What the exercise asks:
Copy word for word the records from their first line up to and including the line that contains "- heatmap-low: Class".

[Element placement data]
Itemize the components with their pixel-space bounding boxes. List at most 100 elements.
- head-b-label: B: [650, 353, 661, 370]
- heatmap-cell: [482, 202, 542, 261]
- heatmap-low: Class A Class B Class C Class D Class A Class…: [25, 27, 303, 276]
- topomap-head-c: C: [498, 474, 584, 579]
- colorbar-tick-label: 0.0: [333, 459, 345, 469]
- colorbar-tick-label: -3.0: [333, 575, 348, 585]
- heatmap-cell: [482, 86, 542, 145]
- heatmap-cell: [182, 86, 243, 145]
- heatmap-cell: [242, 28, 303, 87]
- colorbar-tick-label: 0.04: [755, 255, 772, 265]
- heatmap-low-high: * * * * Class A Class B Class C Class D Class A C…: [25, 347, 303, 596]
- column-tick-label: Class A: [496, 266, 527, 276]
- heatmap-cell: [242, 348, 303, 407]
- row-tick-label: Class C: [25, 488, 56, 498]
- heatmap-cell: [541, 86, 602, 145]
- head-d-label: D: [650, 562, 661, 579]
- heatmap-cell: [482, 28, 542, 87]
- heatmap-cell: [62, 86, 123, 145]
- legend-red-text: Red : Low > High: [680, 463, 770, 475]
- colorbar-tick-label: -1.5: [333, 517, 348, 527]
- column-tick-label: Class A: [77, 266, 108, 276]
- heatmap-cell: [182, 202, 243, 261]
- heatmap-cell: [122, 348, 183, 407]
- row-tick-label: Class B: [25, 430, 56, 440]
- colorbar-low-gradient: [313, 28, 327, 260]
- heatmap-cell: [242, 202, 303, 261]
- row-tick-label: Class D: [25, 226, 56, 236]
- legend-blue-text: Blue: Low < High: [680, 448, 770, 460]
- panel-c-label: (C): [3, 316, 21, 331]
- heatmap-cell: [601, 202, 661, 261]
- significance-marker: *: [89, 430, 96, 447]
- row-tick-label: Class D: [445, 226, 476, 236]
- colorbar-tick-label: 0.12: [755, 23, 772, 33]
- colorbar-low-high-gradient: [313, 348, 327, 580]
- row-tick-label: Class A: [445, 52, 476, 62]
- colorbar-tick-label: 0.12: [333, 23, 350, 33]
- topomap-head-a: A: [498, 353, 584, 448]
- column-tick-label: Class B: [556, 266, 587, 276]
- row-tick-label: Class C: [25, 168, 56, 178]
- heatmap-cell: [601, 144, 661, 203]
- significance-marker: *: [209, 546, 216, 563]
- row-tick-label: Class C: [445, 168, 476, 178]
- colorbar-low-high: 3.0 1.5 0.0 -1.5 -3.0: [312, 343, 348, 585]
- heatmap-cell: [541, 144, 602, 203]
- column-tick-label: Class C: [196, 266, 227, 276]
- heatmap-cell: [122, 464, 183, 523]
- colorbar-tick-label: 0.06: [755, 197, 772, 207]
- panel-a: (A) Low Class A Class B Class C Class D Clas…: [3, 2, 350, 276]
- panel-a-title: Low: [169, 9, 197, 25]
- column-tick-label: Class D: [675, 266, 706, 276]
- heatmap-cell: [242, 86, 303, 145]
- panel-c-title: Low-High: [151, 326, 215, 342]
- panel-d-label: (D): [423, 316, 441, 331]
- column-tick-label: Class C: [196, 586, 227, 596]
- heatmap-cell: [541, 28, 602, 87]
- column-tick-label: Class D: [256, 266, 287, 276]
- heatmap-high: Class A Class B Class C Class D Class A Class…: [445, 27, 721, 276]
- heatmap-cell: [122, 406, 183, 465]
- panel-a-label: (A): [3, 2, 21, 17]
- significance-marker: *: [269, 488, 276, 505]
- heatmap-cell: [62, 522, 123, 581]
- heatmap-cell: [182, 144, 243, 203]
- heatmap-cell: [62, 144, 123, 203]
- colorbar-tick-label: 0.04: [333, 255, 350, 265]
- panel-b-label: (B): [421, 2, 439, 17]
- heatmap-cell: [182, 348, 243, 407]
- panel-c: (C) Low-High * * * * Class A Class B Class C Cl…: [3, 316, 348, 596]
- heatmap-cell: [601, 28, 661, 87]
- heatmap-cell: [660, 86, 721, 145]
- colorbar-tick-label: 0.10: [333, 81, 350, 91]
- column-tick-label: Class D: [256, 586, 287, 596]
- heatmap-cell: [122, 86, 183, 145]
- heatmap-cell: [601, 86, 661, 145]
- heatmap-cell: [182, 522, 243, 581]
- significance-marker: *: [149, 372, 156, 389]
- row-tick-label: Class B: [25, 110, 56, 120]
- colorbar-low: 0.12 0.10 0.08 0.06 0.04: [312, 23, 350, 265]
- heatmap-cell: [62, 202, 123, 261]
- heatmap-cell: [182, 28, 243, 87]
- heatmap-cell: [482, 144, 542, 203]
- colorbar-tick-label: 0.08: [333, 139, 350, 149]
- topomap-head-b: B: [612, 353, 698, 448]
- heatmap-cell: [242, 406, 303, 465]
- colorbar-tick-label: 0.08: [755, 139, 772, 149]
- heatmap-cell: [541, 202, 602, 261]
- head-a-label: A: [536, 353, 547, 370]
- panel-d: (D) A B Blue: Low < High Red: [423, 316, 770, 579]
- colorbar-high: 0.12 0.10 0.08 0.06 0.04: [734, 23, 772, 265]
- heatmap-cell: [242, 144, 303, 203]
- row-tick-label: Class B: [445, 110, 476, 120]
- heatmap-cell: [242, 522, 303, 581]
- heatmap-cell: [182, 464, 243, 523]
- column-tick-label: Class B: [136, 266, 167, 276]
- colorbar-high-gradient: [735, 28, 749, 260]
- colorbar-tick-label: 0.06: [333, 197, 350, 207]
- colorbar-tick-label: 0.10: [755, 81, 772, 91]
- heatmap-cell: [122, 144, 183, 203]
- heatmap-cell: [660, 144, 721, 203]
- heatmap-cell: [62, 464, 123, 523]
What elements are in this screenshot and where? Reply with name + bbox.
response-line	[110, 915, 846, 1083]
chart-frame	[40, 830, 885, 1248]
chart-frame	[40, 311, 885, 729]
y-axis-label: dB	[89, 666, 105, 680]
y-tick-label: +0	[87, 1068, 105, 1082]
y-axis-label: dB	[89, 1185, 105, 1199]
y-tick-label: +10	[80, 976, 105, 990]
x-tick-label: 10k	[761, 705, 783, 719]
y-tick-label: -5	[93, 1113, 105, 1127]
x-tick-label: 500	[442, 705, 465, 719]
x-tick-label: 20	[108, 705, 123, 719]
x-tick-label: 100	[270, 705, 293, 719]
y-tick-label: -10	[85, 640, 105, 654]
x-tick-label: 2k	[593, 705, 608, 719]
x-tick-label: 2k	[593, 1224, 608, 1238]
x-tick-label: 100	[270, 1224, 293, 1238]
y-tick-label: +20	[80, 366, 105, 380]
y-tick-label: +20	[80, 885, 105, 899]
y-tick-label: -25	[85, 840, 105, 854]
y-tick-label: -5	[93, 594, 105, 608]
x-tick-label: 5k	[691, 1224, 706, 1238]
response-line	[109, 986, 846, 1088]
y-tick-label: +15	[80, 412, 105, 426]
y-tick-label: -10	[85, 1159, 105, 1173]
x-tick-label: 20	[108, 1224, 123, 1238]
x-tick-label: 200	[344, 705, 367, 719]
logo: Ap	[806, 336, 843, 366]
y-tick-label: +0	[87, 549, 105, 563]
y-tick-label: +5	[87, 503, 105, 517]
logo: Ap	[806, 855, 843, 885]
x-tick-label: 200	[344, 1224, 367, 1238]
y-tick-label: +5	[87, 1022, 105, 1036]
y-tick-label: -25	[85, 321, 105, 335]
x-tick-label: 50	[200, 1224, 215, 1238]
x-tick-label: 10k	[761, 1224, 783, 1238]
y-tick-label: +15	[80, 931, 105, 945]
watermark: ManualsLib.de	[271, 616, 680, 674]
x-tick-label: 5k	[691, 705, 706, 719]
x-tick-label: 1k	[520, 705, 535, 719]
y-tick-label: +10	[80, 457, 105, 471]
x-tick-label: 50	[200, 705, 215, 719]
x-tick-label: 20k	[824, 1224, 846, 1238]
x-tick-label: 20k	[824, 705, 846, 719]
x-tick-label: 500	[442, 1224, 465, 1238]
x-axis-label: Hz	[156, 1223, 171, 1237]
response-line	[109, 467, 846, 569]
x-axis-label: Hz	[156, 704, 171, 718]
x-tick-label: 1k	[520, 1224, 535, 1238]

Final answer:
Itemize the components with their pixel-space bounding boxes. List at most 100 elements.
- head-b-label: B: [650, 353, 661, 370]
- heatmap-cell: [482, 202, 542, 261]
- heatmap-low: Class A Class B Class C Class D Class A Class…: [25, 27, 303, 276]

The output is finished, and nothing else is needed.